Repeat the data exactly, so that every line matches the original.

==============================

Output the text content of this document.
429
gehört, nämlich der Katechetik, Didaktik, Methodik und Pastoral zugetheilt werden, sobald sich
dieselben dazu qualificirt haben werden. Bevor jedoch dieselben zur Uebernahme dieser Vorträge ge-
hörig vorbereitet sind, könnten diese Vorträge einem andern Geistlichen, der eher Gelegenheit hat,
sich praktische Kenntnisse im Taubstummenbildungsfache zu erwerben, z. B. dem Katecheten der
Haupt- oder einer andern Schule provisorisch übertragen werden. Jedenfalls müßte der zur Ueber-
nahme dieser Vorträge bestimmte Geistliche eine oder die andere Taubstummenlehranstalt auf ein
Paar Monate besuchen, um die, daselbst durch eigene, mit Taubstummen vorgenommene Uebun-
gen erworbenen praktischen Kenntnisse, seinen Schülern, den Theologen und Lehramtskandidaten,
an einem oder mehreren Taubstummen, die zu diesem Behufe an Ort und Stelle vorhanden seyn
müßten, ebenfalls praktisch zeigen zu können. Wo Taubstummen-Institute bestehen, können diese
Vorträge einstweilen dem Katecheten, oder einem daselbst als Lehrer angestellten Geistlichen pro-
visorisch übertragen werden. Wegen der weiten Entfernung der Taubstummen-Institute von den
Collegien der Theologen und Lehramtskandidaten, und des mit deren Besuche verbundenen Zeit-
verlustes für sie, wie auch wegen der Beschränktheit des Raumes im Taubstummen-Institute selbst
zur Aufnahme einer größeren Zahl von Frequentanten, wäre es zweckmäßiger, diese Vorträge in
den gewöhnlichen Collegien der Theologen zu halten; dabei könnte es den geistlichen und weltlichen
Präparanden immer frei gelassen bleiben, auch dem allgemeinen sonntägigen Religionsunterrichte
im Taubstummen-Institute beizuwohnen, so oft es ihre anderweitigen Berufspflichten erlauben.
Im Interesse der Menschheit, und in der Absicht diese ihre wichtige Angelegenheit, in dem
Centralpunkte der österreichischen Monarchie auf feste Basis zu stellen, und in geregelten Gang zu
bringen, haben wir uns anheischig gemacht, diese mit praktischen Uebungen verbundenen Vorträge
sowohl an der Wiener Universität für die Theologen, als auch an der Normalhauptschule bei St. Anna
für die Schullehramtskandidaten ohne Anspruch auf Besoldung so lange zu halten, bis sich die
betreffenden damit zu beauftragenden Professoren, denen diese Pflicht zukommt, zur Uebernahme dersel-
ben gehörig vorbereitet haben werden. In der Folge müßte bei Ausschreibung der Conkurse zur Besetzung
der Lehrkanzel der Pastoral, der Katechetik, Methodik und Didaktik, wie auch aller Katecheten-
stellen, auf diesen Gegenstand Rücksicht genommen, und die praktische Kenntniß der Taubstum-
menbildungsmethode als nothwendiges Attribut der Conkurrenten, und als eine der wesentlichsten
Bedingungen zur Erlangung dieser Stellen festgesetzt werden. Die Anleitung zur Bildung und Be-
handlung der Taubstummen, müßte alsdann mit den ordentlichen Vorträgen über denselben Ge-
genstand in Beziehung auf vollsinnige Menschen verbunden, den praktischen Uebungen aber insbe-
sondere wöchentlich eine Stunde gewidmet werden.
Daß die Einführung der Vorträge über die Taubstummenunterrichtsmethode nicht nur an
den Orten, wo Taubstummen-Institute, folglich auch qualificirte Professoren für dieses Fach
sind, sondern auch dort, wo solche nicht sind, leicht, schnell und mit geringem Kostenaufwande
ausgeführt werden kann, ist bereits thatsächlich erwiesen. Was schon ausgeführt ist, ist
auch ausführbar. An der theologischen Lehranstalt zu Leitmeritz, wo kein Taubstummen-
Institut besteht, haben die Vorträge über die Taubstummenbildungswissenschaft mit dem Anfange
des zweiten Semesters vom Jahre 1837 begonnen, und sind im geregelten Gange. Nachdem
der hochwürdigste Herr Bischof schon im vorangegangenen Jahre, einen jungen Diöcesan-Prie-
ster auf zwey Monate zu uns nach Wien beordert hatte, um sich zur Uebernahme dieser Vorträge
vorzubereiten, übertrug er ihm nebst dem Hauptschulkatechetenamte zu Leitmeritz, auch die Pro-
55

==============================

Your solution
Output the text content of this document.
429
gehört, nämlich der Katechetik, Didaktik, Methodik und Pastoral zugetheilt werden, sobald sich
dieselben dazu qualificirt haben werden. Bevor jedoch dieselben zur Uebernahme dieser Vorträge ge-
hörig vorbereitet sind, könnten diese Vorträge einem andern Geistlichen, der eher Gelegenheit hat,
sich praktische Kenntnisse im Taubstummenbildungsfache zu erwerben, z. B. dem Katecheten der
Haupt- oder einer andern Schule provisorisch übertragen werden. Jedenfalls müßte der zur Ueber-
nahme dieser Vorträge bestimmte Geistliche eine oder die andere Taubstummenlehranstalt auf ein
Paar Monate besuchen, um die, daselbst durch eigene, mit Taubstummen vorgenommene Uebun-
gen erworbenen praktischen Kenntnisse, seinen Schülern, den Theologen und Lehramtskandidaten,
an einem oder mehreren Taubstummen, die zu diesem Behufe an Ort und Stelle vorhanden seyn
müßten, ebenfalls praktisch zeigen zu können. Wo Taubstummen-Institute bestehen, können diese
Vorträge einstweilen dem Katecheten, oder einem daselbst als Lehrer angestellten Geistlichen pro-
visorisch übertragen werden. Wegen der weiten Entfernung der Taubstummen-Institute von den
Collegien der Theologen und Lehramtskandidaten, und des mit deren Besuche verbundenen Zeit-
verlustes für sie, wie auch wegen der Beschränktheit des Raumes im Taubstummen-Institute selbst
zur Aufnahme einer größeren Zahl von Frequentanten, wäre es zweckmäßiger, diese Vorträge in
den gewöhnlichen Collegien der Theologen zu halten; dabei könnte es den geistlichen und weltlichen
Präparanden immer frei gelassen bleiben, auch dem allgemeinen sonntägigen Religionsunterrichte
im Taubstummen-Institute beizuwohnen, so oft es ihre anderweitigen Berufspflichten erlauben.
Im Interesse der Menschheit, und in der Absicht diese ihre wichtige Angelegenheit, in dem
Centralpunkte der österreichischen Monarchie auf feste Basis zu stellen, und in geregelten Gang zu
bringen, haben wir uns anheischig gemacht, diese mit praktischen Uebungen verbundenen Vorträge
sowohl an der Wiener Universität für die Theologen, als auch an der Normalhauptschule bei St. Anna
für die Schullehramtskandidaten ohne Anspruch auf Besoldung so lange zu halten, bis sich die
betreffenden damit zu beauftragenden Professoren, denen diese Pflicht zukommt, zur Uebernahme dersel-
ben gehörig vorbereitet haben werden. In der Folge müßte bei Ausschreibung der Conkurse zur Besetzung
der Lehrkanzel der Pastoral, der Katechetik, Methodik und Didaktik, wie auch aller Katecheten-
stellen, auf diesen Gegenstand Rücksicht genommen, und die praktische Kenntniß der Taubstum-
menbildungsmethode als nothwendiges Attribut der Conkurrenten, und als eine der wesentlichsten
Bedingungen zur Erlangung dieser Stellen festgesetzt werden. Die Anleitung zur Bildung und Be-
handlung der Taubstummen, müßte alsdann mit den ordentlichen Vorträgen über denselben Ge-
genstand in Beziehung auf vollsinnige Menschen verbunden, den praktischen Uebungen aber insbe-
sondere wöchentlich eine Stunde gewidmet werden.
Daß die Einführung der Vorträge über die Taubstummenunterrichtsmethode nicht nur an
den Orten, wo Taubstummen-Institute, folglich auch qualificirte Professoren für dieses Fach
sind, sondern auch dort, wo solche nicht sind, leicht, schnell und mit geringem Kostenaufwande
ausgeführt werden kann, ist bereits thatsächlich erwiesen. Was schon ausgeführt ist, ist
auch ausführbar. An der theologischen Lehranstalt zu Leitmeritz, wo kein Taubstummen-
Institut besteht, haben die Vorträge über die Taubstummenbildungswissenschaft mit dem Anfange
des zweiten Semesters vom Jahre 1837 begonnen, und sind im geregelten Gange. Nachdem
der hochwürdigste Herr Bischof schon im vorangegangenen Jahre, einen jungen Diöcesan-Prie-
ster auf zwey Monate zu uns nach Wien beordert hatte, um sich zur Uebernahme dieser Vorträge
vorzubereiten, übertrug er ihm nebst dem Hauptschulkatechetenamte zu Leitmeritz, auch die Pro-
55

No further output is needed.